Output the records exactly as they appear, with no pictures included.
--- begin Raw data ---
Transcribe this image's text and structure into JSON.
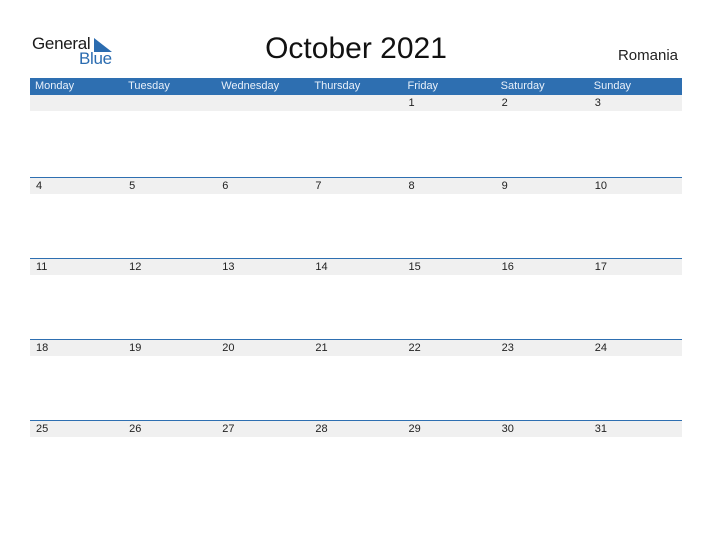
{
  "logo": {
    "word1": "General",
    "word2": "Blue"
  },
  "title": "October 2021",
  "country": "Romania",
  "colors": {
    "accent": "#2e6fb1",
    "row_bg": "#f0f0f0"
  },
  "weekdays": [
    "Monday",
    "Tuesday",
    "Wednesday",
    "Thursday",
    "Friday",
    "Saturday",
    "Sunday"
  ],
  "weeks": [
    [
      "",
      "",
      "",
      "",
      "1",
      "2",
      "3"
    ],
    [
      "4",
      "5",
      "6",
      "7",
      "8",
      "9",
      "10"
    ],
    [
      "11",
      "12",
      "13",
      "14",
      "15",
      "16",
      "17"
    ],
    [
      "18",
      "19",
      "20",
      "21",
      "22",
      "23",
      "24"
    ],
    [
      "25",
      "26",
      "27",
      "28",
      "29",
      "30",
      "31"
    ]
  ]
}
--- end Raw data ---
* _Written answer_
Transcribe this image's text and structure into JSON.
{
  "logo": {
    "word1": "General",
    "word2": "Blue"
  },
  "title": "October 2021",
  "country": "Romania",
  "colors": {
    "accent": "#2e6fb1",
    "row_bg": "#f0f0f0"
  },
  "weekdays": [
    "Monday",
    "Tuesday",
    "Wednesday",
    "Thursday",
    "Friday",
    "Saturday",
    "Sunday"
  ],
  "weeks": [
    [
      "",
      "",
      "",
      "",
      "1",
      "2",
      "3"
    ],
    [
      "4",
      "5",
      "6",
      "7",
      "8",
      "9",
      "10"
    ],
    [
      "11",
      "12",
      "13",
      "14",
      "15",
      "16",
      "17"
    ],
    [
      "18",
      "19",
      "20",
      "21",
      "22",
      "23",
      "24"
    ],
    [
      "25",
      "26",
      "27",
      "28",
      "29",
      "30",
      "31"
    ]
  ]
}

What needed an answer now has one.